start Exercise materials

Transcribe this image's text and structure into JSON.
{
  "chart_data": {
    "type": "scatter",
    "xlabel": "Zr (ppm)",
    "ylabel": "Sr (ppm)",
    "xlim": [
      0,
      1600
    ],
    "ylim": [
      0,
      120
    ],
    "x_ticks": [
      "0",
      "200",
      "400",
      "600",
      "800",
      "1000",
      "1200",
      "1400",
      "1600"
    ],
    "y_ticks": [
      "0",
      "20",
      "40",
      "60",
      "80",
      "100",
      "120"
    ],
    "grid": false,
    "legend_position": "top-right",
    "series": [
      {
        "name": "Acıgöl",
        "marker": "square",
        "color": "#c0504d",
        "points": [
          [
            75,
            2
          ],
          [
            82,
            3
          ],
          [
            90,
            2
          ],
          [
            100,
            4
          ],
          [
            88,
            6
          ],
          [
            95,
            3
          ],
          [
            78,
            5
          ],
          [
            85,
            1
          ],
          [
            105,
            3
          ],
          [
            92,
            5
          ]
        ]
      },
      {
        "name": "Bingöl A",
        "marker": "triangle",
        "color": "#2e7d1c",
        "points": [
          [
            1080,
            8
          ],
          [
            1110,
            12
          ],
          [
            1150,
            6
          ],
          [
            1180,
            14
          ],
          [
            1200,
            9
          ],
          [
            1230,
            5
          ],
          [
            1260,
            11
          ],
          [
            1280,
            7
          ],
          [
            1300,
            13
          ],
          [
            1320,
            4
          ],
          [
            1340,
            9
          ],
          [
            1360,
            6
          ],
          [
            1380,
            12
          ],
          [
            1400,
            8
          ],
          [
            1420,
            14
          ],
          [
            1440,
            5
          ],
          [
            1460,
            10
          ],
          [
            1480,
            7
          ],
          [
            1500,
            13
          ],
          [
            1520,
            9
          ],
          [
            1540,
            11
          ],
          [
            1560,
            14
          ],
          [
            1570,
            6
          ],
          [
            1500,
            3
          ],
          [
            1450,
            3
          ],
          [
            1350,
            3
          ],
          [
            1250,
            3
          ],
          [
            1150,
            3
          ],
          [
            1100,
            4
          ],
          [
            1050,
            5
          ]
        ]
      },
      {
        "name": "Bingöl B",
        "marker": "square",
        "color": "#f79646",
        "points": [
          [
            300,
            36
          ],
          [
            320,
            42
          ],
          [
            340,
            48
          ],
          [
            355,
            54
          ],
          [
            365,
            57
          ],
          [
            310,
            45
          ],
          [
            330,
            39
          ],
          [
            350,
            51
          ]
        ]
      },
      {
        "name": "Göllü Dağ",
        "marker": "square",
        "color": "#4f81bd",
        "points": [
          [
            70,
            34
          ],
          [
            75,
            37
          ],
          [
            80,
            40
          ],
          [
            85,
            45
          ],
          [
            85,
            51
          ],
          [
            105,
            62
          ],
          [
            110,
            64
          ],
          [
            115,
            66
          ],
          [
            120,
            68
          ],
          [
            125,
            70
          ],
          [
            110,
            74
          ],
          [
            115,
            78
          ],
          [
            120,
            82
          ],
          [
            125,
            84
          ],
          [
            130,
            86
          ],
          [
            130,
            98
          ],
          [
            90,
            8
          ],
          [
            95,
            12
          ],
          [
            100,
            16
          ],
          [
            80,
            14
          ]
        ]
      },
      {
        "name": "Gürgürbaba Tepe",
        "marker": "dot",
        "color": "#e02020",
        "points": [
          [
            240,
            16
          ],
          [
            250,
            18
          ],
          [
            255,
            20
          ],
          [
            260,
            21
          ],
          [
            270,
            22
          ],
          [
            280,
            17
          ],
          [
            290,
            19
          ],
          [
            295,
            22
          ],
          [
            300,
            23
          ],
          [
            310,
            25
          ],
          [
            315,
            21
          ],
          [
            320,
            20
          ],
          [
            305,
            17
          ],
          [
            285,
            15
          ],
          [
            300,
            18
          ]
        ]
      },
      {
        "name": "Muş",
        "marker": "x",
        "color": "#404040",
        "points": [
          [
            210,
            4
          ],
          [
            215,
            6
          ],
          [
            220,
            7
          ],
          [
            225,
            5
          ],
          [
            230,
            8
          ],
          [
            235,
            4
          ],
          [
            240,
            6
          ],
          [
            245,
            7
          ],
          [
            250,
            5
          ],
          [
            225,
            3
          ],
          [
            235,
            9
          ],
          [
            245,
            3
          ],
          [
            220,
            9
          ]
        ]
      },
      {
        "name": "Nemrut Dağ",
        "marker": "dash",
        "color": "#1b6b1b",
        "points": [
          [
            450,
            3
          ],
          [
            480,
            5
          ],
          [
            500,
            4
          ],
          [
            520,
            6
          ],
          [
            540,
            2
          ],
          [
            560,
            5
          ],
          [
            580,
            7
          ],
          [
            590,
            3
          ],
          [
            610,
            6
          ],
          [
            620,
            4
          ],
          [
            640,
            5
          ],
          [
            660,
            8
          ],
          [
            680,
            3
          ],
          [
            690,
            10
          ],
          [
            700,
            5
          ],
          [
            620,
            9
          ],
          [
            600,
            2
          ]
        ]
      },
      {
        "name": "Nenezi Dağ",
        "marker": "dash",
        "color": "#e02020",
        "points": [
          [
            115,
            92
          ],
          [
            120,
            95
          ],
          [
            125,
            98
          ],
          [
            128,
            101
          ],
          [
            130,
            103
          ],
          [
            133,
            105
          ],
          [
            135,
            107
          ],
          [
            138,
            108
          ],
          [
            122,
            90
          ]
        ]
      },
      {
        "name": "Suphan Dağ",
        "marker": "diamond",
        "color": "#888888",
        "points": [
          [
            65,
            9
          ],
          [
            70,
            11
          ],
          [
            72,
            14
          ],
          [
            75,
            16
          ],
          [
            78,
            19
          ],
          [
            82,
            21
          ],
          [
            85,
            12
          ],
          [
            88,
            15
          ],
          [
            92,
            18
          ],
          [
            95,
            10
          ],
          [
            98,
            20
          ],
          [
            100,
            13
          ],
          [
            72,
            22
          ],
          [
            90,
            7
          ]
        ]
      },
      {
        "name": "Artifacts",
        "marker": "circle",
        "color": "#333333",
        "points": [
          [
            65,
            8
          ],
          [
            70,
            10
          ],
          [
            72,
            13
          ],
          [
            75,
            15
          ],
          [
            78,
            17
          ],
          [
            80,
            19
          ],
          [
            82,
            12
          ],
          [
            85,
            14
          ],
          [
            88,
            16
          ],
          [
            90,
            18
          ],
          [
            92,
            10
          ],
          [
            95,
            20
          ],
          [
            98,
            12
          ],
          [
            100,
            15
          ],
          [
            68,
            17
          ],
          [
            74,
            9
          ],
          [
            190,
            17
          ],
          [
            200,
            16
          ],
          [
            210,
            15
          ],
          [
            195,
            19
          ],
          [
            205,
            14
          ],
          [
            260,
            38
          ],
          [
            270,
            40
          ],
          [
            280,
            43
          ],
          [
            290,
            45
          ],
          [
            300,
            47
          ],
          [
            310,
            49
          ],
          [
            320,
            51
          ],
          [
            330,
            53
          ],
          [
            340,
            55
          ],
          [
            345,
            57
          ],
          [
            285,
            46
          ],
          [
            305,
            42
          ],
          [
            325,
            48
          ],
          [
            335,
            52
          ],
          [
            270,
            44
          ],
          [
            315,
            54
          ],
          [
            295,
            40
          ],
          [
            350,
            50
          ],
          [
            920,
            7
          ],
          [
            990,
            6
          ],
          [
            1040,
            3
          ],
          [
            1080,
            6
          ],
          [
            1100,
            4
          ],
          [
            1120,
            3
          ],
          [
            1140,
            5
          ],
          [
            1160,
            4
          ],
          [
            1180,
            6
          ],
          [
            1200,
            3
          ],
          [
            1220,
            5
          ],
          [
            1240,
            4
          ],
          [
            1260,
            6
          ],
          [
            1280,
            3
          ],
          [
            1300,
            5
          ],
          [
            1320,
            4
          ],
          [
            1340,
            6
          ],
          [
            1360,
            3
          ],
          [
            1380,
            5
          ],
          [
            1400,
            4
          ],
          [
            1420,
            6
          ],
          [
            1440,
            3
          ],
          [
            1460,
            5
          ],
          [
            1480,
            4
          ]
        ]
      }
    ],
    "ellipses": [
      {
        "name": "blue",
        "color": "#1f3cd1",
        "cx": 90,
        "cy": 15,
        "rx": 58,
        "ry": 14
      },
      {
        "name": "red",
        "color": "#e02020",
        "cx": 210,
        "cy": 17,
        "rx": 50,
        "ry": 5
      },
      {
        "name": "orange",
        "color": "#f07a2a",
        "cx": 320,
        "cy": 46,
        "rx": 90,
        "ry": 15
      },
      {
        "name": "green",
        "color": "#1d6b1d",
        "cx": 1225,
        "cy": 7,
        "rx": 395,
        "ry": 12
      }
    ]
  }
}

end Exercise materials

• _Problem statement_: Search the listing above for the string "marker". Copy every line that contains it.

• _Result for this exercise_:
        "marker": "square",
        "marker": "triangle",
        "marker": "square",
        "marker": "square",
        "marker": "dot",
        "marker": "x",
        "marker": "dash",
        "marker": "dash",
        "marker": "diamond",
        "marker": "circle",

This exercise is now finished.